_What is expected_
Output every record below exactly as it appears.
* Begin *
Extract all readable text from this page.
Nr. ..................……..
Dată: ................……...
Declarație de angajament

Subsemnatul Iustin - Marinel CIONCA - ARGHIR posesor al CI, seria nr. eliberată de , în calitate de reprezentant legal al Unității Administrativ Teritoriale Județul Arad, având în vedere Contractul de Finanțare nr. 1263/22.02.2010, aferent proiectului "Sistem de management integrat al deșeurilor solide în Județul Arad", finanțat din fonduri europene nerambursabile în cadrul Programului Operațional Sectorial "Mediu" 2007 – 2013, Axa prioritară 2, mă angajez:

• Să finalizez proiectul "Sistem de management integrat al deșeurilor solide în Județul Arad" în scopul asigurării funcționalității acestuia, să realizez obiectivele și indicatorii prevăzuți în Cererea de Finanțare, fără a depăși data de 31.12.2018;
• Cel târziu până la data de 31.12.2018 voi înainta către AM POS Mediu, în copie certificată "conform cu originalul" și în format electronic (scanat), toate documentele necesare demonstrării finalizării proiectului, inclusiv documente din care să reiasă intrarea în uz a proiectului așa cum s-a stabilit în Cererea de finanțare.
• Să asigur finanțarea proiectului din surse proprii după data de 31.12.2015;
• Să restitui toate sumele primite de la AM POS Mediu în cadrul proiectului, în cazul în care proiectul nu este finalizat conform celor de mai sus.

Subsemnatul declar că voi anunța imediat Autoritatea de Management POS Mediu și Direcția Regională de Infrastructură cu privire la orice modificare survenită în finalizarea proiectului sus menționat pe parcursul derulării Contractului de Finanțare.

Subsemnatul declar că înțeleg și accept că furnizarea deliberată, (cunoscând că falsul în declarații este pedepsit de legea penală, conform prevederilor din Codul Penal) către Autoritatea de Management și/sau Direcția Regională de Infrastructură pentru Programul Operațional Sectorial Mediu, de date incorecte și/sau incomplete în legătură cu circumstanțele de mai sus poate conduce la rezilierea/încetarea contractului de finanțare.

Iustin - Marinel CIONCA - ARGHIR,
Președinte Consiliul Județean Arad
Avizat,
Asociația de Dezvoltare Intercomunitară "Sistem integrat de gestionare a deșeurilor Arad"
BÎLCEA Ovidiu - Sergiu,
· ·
* End *
_Expected output_
Extract all readable text from this page.
Nr. ..................……..
Dată: ................……...
Declarație de angajament

Subsemnatul Iustin - Marinel CIONCA - ARGHIR posesor al CI, seria nr. eliberată de , în calitate de reprezentant legal al Unității Administrativ Teritoriale Județul Arad, având în vedere Contractul de Finanțare nr. 1263/22.02.2010, aferent proiectului "Sistem de management integrat al deșeurilor solide în Județul Arad", finanțat din fonduri europene nerambursabile în cadrul Programului Operațional Sectorial "Mediu" 2007 – 2013, Axa prioritară 2, mă angajez:

• Să finalizez proiectul "Sistem de management integrat al deșeurilor solide în Județul Arad" în scopul asigurării funcționalității acestuia, să realizez obiectivele și indicatorii prevăzuți în Cererea de Finanțare, fără a depăși data de 31.12.2018;
• Cel târziu până la data de 31.12.2018 voi înainta către AM POS Mediu, în copie certificată "conform cu originalul" și în format electronic (scanat), toate documentele necesare demonstrării finalizării proiectului, inclusiv documente din care să reiasă intrarea în uz a proiectului așa cum s-a stabilit în Cererea de finanțare.
• Să asigur finanțarea proiectului din surse proprii după data de 31.12.2015;
• Să restitui toate sumele primite de la AM POS Mediu în cadrul proiectului, în cazul în care proiectul nu este finalizat conform celor de mai sus.

Subsemnatul declar că voi anunța imediat Autoritatea de Management POS Mediu și Direcția Regională de Infrastructură cu privire la orice modificare survenită în finalizarea proiectului sus menționat pe parcursul derulării Contractului de Finanțare.

Subsemnatul declar că înțeleg și accept că furnizarea deliberată, (cunoscând că falsul în declarații este pedepsit de legea penală, conform prevederilor din Codul Penal) către Autoritatea de Management și/sau Direcția Regională de Infrastructură pentru Programul Operațional Sectorial Mediu, de date incorecte și/sau incomplete în legătură cu circumstanțele de mai sus poate conduce la rezilierea/încetarea contractului de finanțare.

Iustin - Marinel CIONCA - ARGHIR,
Președinte Consiliul Județean Arad
Avizat,
Asociația de Dezvoltare Intercomunitară "Sistem integrat de gestionare a deșeurilor Arad"
BÎLCEA Ovidiu - Sergiu,
· ·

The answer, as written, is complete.